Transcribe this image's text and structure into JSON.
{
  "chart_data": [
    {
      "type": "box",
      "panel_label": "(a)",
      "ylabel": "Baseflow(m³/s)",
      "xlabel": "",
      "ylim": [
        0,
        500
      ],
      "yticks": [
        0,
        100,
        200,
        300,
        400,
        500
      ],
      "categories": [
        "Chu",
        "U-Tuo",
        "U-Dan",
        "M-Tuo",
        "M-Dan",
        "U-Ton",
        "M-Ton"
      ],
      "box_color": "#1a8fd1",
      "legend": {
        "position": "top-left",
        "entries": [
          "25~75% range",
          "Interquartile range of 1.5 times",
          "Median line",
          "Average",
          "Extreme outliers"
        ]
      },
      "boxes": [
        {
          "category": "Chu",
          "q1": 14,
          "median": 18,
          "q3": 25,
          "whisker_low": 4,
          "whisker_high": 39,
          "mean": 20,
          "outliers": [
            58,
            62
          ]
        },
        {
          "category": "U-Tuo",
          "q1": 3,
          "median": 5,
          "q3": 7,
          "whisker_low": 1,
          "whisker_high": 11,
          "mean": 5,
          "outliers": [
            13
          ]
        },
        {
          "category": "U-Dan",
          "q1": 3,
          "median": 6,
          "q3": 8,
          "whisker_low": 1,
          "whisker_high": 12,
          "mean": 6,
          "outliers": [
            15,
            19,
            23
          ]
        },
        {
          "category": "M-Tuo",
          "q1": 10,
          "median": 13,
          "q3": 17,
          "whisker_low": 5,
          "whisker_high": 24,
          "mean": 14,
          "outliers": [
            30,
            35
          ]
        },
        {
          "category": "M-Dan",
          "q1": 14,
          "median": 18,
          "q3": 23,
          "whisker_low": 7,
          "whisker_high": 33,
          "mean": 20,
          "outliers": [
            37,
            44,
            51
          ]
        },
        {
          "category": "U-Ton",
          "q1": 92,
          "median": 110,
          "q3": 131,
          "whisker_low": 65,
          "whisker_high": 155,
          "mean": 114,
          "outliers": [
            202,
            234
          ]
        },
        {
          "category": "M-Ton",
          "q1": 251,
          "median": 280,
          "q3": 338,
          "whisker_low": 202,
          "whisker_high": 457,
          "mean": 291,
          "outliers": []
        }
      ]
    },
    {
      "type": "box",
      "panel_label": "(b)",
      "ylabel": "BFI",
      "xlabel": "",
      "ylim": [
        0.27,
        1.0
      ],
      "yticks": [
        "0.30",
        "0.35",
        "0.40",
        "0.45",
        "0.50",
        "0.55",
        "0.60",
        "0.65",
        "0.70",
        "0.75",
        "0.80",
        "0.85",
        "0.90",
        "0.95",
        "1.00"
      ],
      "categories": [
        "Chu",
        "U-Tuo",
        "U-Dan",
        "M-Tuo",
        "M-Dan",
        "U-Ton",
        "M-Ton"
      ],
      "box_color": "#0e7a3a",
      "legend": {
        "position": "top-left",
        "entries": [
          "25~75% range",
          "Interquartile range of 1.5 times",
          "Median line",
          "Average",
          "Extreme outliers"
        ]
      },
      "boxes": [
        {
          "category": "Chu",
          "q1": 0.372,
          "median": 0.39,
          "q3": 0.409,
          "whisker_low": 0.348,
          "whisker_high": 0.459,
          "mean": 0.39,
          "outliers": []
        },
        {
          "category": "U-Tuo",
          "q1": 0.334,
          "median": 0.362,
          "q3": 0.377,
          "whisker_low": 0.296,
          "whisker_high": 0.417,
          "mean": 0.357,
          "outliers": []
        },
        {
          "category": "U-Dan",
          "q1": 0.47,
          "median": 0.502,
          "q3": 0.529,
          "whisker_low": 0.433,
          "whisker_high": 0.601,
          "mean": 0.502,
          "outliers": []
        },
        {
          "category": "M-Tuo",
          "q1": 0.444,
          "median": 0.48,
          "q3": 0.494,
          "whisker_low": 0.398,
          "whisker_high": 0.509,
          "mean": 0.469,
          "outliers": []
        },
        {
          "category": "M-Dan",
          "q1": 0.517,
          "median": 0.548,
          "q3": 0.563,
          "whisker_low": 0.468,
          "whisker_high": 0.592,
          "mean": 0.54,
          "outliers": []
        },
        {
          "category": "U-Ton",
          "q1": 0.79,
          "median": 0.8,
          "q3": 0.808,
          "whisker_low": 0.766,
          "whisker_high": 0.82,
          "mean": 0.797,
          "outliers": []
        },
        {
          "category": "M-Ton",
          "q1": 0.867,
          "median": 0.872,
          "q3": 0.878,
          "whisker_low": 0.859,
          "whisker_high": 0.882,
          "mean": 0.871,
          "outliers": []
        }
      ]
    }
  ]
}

§ **INSTRUCTIONS FOR THE TASK**: From the records above, extract every line exactly as it stands.

§ **THE OUTPUT**:
Transcribe this image's text and structure into JSON.
{
  "chart_data": [
    {
      "type": "box",
      "panel_label": "(a)",
      "ylabel": "Baseflow(m³/s)",
      "xlabel": "",
      "ylim": [
        0,
        500
      ],
      "yticks": [
        0,
        100,
        200,
        300,
        400,
        500
      ],
      "categories": [
        "Chu",
        "U-Tuo",
        "U-Dan",
        "M-Tuo",
        "M-Dan",
        "U-Ton",
        "M-Ton"
      ],
      "box_color": "#1a8fd1",
      "legend": {
        "position": "top-left",
        "entries": [
          "25~75% range",
          "Interquartile range of 1.5 times",
          "Median line",
          "Average",
          "Extreme outliers"
        ]
      },
      "boxes": [
        {
          "category": "Chu",
          "q1": 14,
          "median": 18,
          "q3": 25,
          "whisker_low": 4,
          "whisker_high": 39,
          "mean": 20,
          "outliers": [
            58,
            62
          ]
        },
        {
          "category": "U-Tuo",
          "q1": 3,
          "median": 5,
          "q3": 7,
          "whisker_low": 1,
          "whisker_high": 11,
          "mean": 5,
          "outliers": [
            13
          ]
        },
        {
          "category": "U-Dan",
          "q1": 3,
          "median": 6,
          "q3": 8,
          "whisker_low": 1,
          "whisker_high": 12,
          "mean": 6,
          "outliers": [
            15,
            19,
            23
          ]
        },
        {
          "category": "M-Tuo",
          "q1": 10,
          "median": 13,
          "q3": 17,
          "whisker_low": 5,
          "whisker_high": 24,
          "mean": 14,
          "outliers": [
            30,
            35
          ]
        },
        {
          "category": "M-Dan",
          "q1": 14,
          "median": 18,
          "q3": 23,
          "whisker_low": 7,
          "whisker_high": 33,
          "mean": 20,
          "outliers": [
            37,
            44,
            51
          ]
        },
        {
          "category": "U-Ton",
          "q1": 92,
          "median": 110,
          "q3": 131,
          "whisker_low": 65,
          "whisker_high": 155,
          "mean": 114,
          "outliers": [
            202,
            234
          ]
        },
        {
          "category": "M-Ton",
          "q1": 251,
          "median": 280,
          "q3": 338,
          "whisker_low": 202,
          "whisker_high": 457,
          "mean": 291,
          "outliers": []
        }
      ]
    },
    {
      "type": "box",
      "panel_label": "(b)",
      "ylabel": "BFI",
      "xlabel": "",
      "ylim": [
        0.27,
        1.0
      ],
      "yticks": [
        "0.30",
        "0.35",
        "0.40",
        "0.45",
        "0.50",
        "0.55",
        "0.60",
        "0.65",
        "0.70",
        "0.75",
        "0.80",
        "0.85",
        "0.90",
        "0.95",
        "1.00"
      ],
      "categories": [
        "Chu",
        "U-Tuo",
        "U-Dan",
        "M-Tuo",
        "M-Dan",
        "U-Ton",
        "M-Ton"
      ],
      "box_color": "#0e7a3a",
      "legend": {
        "position": "top-left",
        "entries": [
          "25~75% range",
          "Interquartile range of 1.5 times",
          "Median line",
          "Average",
          "Extreme outliers"
        ]
      },
      "boxes": [
        {
          "category": "Chu",
          "q1": 0.372,
          "median": 0.39,
          "q3": 0.409,
          "whisker_low": 0.348,
          "whisker_high": 0.459,
          "mean": 0.39,
          "outliers": []
        },
        {
          "category": "U-Tuo",
          "q1": 0.334,
          "median": 0.362,
          "q3": 0.377,
          "whisker_low": 0.296,
          "whisker_high": 0.417,
          "mean": 0.357,
          "outliers": []
        },
        {
          "category": "U-Dan",
          "q1": 0.47,
          "median": 0.502,
          "q3": 0.529,
          "whisker_low": 0.433,
          "whisker_high": 0.601,
          "mean": 0.502,
          "outliers": []
        },
        {
          "category": "M-Tuo",
          "q1": 0.444,
          "median": 0.48,
          "q3": 0.494,
          "whisker_low": 0.398,
          "whisker_high": 0.509,
          "mean": 0.469,
          "outliers": []
        },
        {
          "category": "M-Dan",
          "q1": 0.517,
          "median": 0.548,
          "q3": 0.563,
          "whisker_low": 0.468,
          "whisker_high": 0.592,
          "mean": 0.54,
          "outliers": []
        },
        {
          "category": "U-Ton",
          "q1": 0.79,
          "median": 0.8,
          "q3": 0.808,
          "whisker_low": 0.766,
          "whisker_high": 0.82,
          "mean": 0.797,
          "outliers": []
        },
        {
          "category": "M-Ton",
          "q1": 0.867,
          "median": 0.872,
          "q3": 0.878,
          "whisker_low": 0.859,
          "whisker_high": 0.882,
          "mean": 0.871,
          "outliers": []
        }
      ]
    }
  ]
}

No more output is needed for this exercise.